→ Aim: Omit the images, then print each record below exactly as it reads.

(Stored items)
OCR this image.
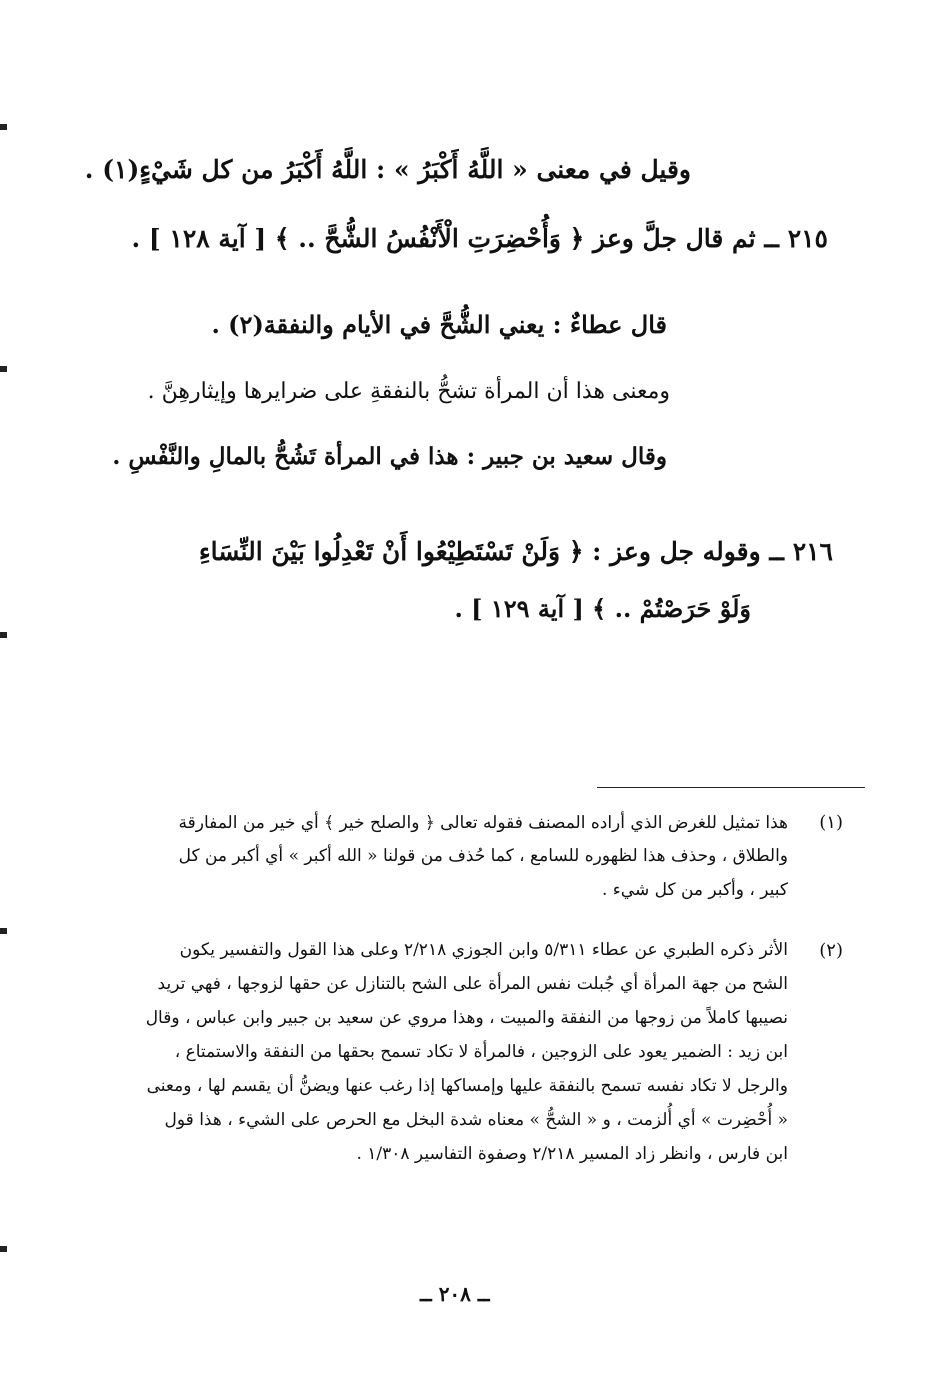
وقيل في معنى « اللَّهُ أَكْبَرُ » : اللَّهُ أَكْبَرُ من كل شَيْءٍ(١) .
٢١٥ ــ ثم قال جلَّ وعز ﴿ وَأُحْضِرَتِ الْأَنْفُسُ الشُّحَّ .. ﴾ [ آية ١٢٨ ] .
قال عطاءٌ : يعني الشُّحَّ في الأيام والنفقة(٢) .
ومعنى هذا أن المرأة تشحُّ بالنفقةِ على ضرايرها وإيثارهِنَّ .
وقال سعيد بن جبير : هذا في المرأة تَشُحُّ بالمالِ والنَّفْسِ .
٢١٦ ــ وقوله جل وعز : ﴿ وَلَنْ تَسْتَطِيْعُوا أَنْ تَعْدِلُوا بَيْنَ النِّسَاءِ
وَلَوْ حَرَصْتُمْ .. ﴾ [ آية ١٢٩ ] .
(١)
هذا تمثيل للغرض الذي أراده المصنف فقوله تعالى ﴿ والصلح خير ﴾ أي خير من المفارقة
والطلاق ، وحذف هذا لظهوره للسامع ، كما حُذف من قولنا « الله أكبر » أي أكبر من كل
كبير ، وأكبر من كل شيء .
(٢)
الأثر ذكره الطبري عن عطاء ٥/٣١١ وابن الجوزي ٢/٢١٨ وعلى هذا القول والتفسير يكون
الشح من جهة المرأة أي جُبلت نفس المرأة على الشح بالتنازل عن حقها لزوجها ، فهي تريد
نصيبها كاملاً من زوجها من النفقة والمبيت ، وهذا مروي عن سعيد بن جبير وابن عباس ، وقال
ابن زيد : الضمير يعود على الزوجين ، فالمرأة لا تكاد تسمح بحقها من النفقة والاستمتاع ،
والرجل لا تكاد نفسه تسمح بالنفقة عليها وإمساكها إذا رغب عنها ويضنُّ أن يقسم لها ، ومعنى
« أُحْضِرت » أي أُلزمت ، و « الشحُّ » معناه شدة البخل مع الحرص على الشيء ، هذا قول
ابن فارس ، وانظر زاد المسير ٢/٢١٨ وصفوة التفاسير ١/٣٠٨ .
ــ ٢٠٨ ــ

→ Solved problem:
OCR this image.
وقيل في معنى « اللَّهُ أَكْبَرُ » : اللَّهُ أَكْبَرُ من كل شَيْءٍ(١) .
٢١٥ ــ ثم قال جلَّ وعز ﴿ وَأُحْضِرَتِ الْأَنْفُسُ الشُّحَّ .. ﴾ [ آية ١٢٨ ] .
قال عطاءٌ : يعني الشُّحَّ في الأيام والنفقة(٢) .
ومعنى هذا أن المرأة تشحُّ بالنفقةِ على ضرايرها وإيثارهِنَّ .
وقال سعيد بن جبير : هذا في المرأة تَشُحُّ بالمالِ والنَّفْسِ .
٢١٦ ــ وقوله جل وعز : ﴿ وَلَنْ تَسْتَطِيْعُوا أَنْ تَعْدِلُوا بَيْنَ النِّسَاءِ
وَلَوْ حَرَصْتُمْ .. ﴾ [ آية ١٢٩ ] .
(١)
هذا تمثيل للغرض الذي أراده المصنف فقوله تعالى ﴿ والصلح خير ﴾ أي خير من المفارقة
والطلاق ، وحذف هذا لظهوره للسامع ، كما حُذف من قولنا « الله أكبر » أي أكبر من كل
كبير ، وأكبر من كل شيء .
(٢)
الأثر ذكره الطبري عن عطاء ٥/٣١١ وابن الجوزي ٢/٢١٨ وعلى هذا القول والتفسير يكون
الشح من جهة المرأة أي جُبلت نفس المرأة على الشح بالتنازل عن حقها لزوجها ، فهي تريد
نصيبها كاملاً من زوجها من النفقة والمبيت ، وهذا مروي عن سعيد بن جبير وابن عباس ، وقال
ابن زيد : الضمير يعود على الزوجين ، فالمرأة لا تكاد تسمح بحقها من النفقة والاستمتاع ،
والرجل لا تكاد نفسه تسمح بالنفقة عليها وإمساكها إذا رغب عنها ويضنُّ أن يقسم لها ، ومعنى
« أُحْضِرت » أي أُلزمت ، و « الشحُّ » معناه شدة البخل مع الحرص على الشيء ، هذا قول
ابن فارس ، وانظر زاد المسير ٢/٢١٨ وصفوة التفاسير ١/٣٠٨ .
ــ ٢٠٨ ــ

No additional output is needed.